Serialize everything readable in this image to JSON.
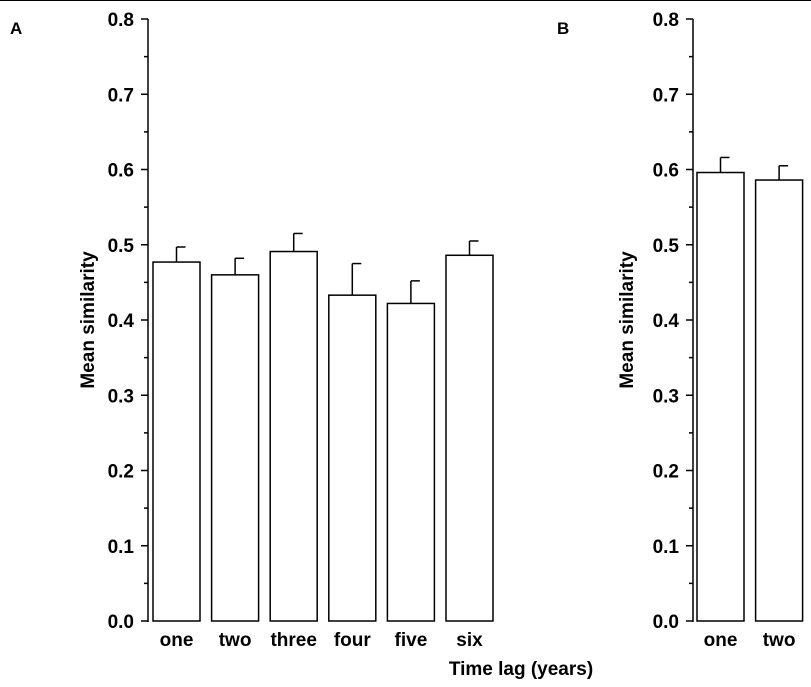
{
  "chart_data": [
    {
      "panel_label": "A",
      "type": "bar",
      "categories": [
        "one",
        "two",
        "three",
        "four",
        "five",
        "six"
      ],
      "values": [
        0.477,
        0.46,
        0.491,
        0.433,
        0.422,
        0.486
      ],
      "error": [
        0.02,
        0.022,
        0.024,
        0.042,
        0.03,
        0.019
      ],
      "xlabel": "Time lag (years)",
      "ylabel": "Mean similarity",
      "ylim": [
        0.0,
        0.8
      ],
      "yticks": [
        "0.0",
        "0.1",
        "0.2",
        "0.3",
        "0.4",
        "0.5",
        "0.6",
        "0.7",
        "0.8"
      ],
      "bar_fill": "#ffffff",
      "grid": false
    },
    {
      "panel_label": "B",
      "type": "bar",
      "categories": [
        "one",
        "two"
      ],
      "values": [
        0.596,
        0.586
      ],
      "error": [
        0.02,
        0.019
      ],
      "xlabel": "",
      "ylabel": "Mean similarity",
      "ylim": [
        0.0,
        0.8
      ],
      "yticks": [
        "0.0",
        "0.1",
        "0.2",
        "0.3",
        "0.4",
        "0.5",
        "0.6",
        "0.7",
        "0.8"
      ],
      "bar_fill": "#ffffff",
      "grid": false
    }
  ]
}
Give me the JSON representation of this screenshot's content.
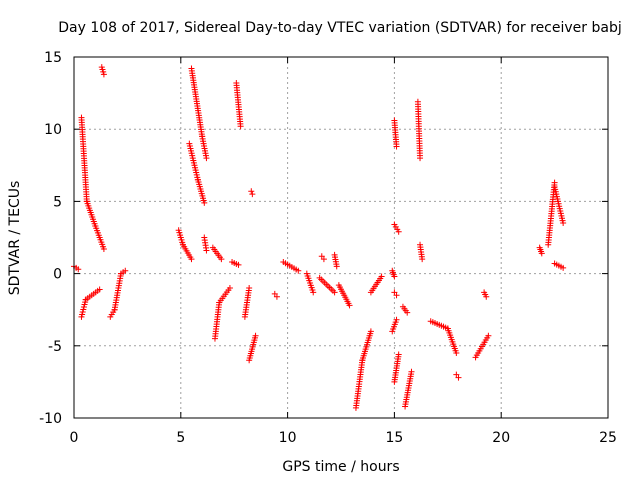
{
  "chart_data": {
    "type": "scatter",
    "title": "Day 108 of 2017, Sidereal Day-to-day VTEC variation (SDTVAR) for receiver babj",
    "xlabel": "GPS time / hours",
    "ylabel": "SDTVAR / TECUs",
    "xlim": [
      0,
      25
    ],
    "ylim": [
      -10,
      15
    ],
    "xticks": [
      0,
      5,
      10,
      15,
      20,
      25
    ],
    "yticks": [
      -10,
      -5,
      0,
      5,
      10,
      15
    ],
    "xtick_labels": [
      "0",
      "5",
      "10",
      "15",
      "20",
      "25"
    ],
    "ytick_labels": [
      "-10",
      "-5",
      "0",
      "5",
      "10",
      "15"
    ],
    "grid": true,
    "marker": "+",
    "color": "#ff0000",
    "series": [
      {
        "name": "SDTVAR",
        "segments": [
          {
            "x": [
              0.0,
              0.2
            ],
            "y": [
              0.5,
              0.3
            ]
          },
          {
            "x": [
              0.35,
              0.6
            ],
            "y": [
              10.8,
              5.0
            ]
          },
          {
            "x": [
              0.6,
              1.0
            ],
            "y": [
              5.0,
              3.3
            ]
          },
          {
            "x": [
              1.0,
              1.4
            ],
            "y": [
              3.3,
              1.7
            ]
          },
          {
            "x": [
              1.3,
              1.4
            ],
            "y": [
              14.3,
              13.8
            ]
          },
          {
            "x": [
              0.35,
              0.55
            ],
            "y": [
              -3.0,
              -1.8
            ]
          },
          {
            "x": [
              0.55,
              1.2
            ],
            "y": [
              -1.8,
              -1.1
            ]
          },
          {
            "x": [
              1.7,
              1.9
            ],
            "y": [
              -3.0,
              -2.5
            ]
          },
          {
            "x": [
              1.9,
              2.2
            ],
            "y": [
              -2.5,
              0.0
            ]
          },
          {
            "x": [
              2.2,
              2.4
            ],
            "y": [
              0.0,
              0.2
            ]
          },
          {
            "x": [
              4.9,
              5.1
            ],
            "y": [
              3.0,
              2.0
            ]
          },
          {
            "x": [
              5.1,
              5.5
            ],
            "y": [
              2.0,
              1.0
            ]
          },
          {
            "x": [
              5.5,
              6.0
            ],
            "y": [
              14.2,
              9.5
            ]
          },
          {
            "x": [
              6.0,
              6.2
            ],
            "y": [
              9.5,
              8.0
            ]
          },
          {
            "x": [
              5.4,
              5.8
            ],
            "y": [
              9.0,
              6.5
            ]
          },
          {
            "x": [
              5.8,
              6.1
            ],
            "y": [
              6.5,
              4.9
            ]
          },
          {
            "x": [
              6.1,
              6.2
            ],
            "y": [
              2.5,
              1.6
            ]
          },
          {
            "x": [
              6.5,
              6.9
            ],
            "y": [
              1.8,
              1.0
            ]
          },
          {
            "x": [
              6.6,
              6.8
            ],
            "y": [
              -4.5,
              -2.0
            ]
          },
          {
            "x": [
              6.8,
              7.3
            ],
            "y": [
              -2.0,
              -1.0
            ]
          },
          {
            "x": [
              7.4,
              7.7
            ],
            "y": [
              0.8,
              0.6
            ]
          },
          {
            "x": [
              7.6,
              7.8
            ],
            "y": [
              13.2,
              10.2
            ]
          },
          {
            "x": [
              8.0,
              8.2
            ],
            "y": [
              -3.0,
              -1.0
            ]
          },
          {
            "x": [
              8.2,
              8.5
            ],
            "y": [
              -6.0,
              -4.3
            ]
          },
          {
            "x": [
              8.3,
              8.35
            ],
            "y": [
              5.7,
              5.5
            ]
          },
          {
            "x": [
              9.4,
              9.5
            ],
            "y": [
              -1.4,
              -1.6
            ]
          },
          {
            "x": [
              9.8,
              10.5
            ],
            "y": [
              0.8,
              0.2
            ]
          },
          {
            "x": [
              10.9,
              11.2
            ],
            "y": [
              0.0,
              -1.3
            ]
          },
          {
            "x": [
              11.5,
              12.2
            ],
            "y": [
              -0.3,
              -1.3
            ]
          },
          {
            "x": [
              11.6,
              11.7
            ],
            "y": [
              1.2,
              1.0
            ]
          },
          {
            "x": [
              12.2,
              12.3
            ],
            "y": [
              1.3,
              0.5
            ]
          },
          {
            "x": [
              12.4,
              12.9
            ],
            "y": [
              -0.8,
              -2.2
            ]
          },
          {
            "x": [
              13.2,
              13.5
            ],
            "y": [
              -9.3,
              -6.0
            ]
          },
          {
            "x": [
              13.5,
              13.9
            ],
            "y": [
              -6.0,
              -4.0
            ]
          },
          {
            "x": [
              13.9,
              14.4
            ],
            "y": [
              -1.3,
              -0.2
            ]
          },
          {
            "x": [
              14.9,
              15.0
            ],
            "y": [
              0.2,
              -0.2
            ]
          },
          {
            "x": [
              14.9,
              15.1
            ],
            "y": [
              -4.0,
              -3.2
            ]
          },
          {
            "x": [
              15.0,
              15.1
            ],
            "y": [
              10.6,
              8.8
            ]
          },
          {
            "x": [
              15.0,
              15.2
            ],
            "y": [
              3.4,
              2.9
            ]
          },
          {
            "x": [
              15.0,
              15.1
            ],
            "y": [
              -1.3,
              -1.5
            ]
          },
          {
            "x": [
              15.0,
              15.2
            ],
            "y": [
              -7.5,
              -5.6
            ]
          },
          {
            "x": [
              15.5,
              15.8
            ],
            "y": [
              -9.2,
              -6.8
            ]
          },
          {
            "x": [
              15.4,
              15.6
            ],
            "y": [
              -2.3,
              -2.7
            ]
          },
          {
            "x": [
              16.1,
              16.2
            ],
            "y": [
              11.9,
              8.0
            ]
          },
          {
            "x": [
              16.2,
              16.3
            ],
            "y": [
              2.0,
              1.0
            ]
          },
          {
            "x": [
              16.7,
              17.5
            ],
            "y": [
              -3.3,
              -3.8
            ]
          },
          {
            "x": [
              17.5,
              17.9
            ],
            "y": [
              -3.8,
              -5.5
            ]
          },
          {
            "x": [
              17.9,
              18.0
            ],
            "y": [
              -7.0,
              -7.2
            ]
          },
          {
            "x": [
              18.8,
              19.4
            ],
            "y": [
              -5.8,
              -4.3
            ]
          },
          {
            "x": [
              19.2,
              19.3
            ],
            "y": [
              -1.3,
              -1.6
            ]
          },
          {
            "x": [
              21.8,
              21.9
            ],
            "y": [
              1.8,
              1.4
            ]
          },
          {
            "x": [
              22.2,
              22.5
            ],
            "y": [
              2.0,
              6.3
            ]
          },
          {
            "x": [
              22.5,
              22.9
            ],
            "y": [
              6.0,
              3.5
            ]
          },
          {
            "x": [
              22.5,
              22.9
            ],
            "y": [
              0.7,
              0.4
            ]
          }
        ]
      }
    ]
  }
}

──────

**WHAT YOU HAVE TO DO:**
Determine how many lines in the records contain "this", and reply with the number only.

**FINISHED ANSWER:**
2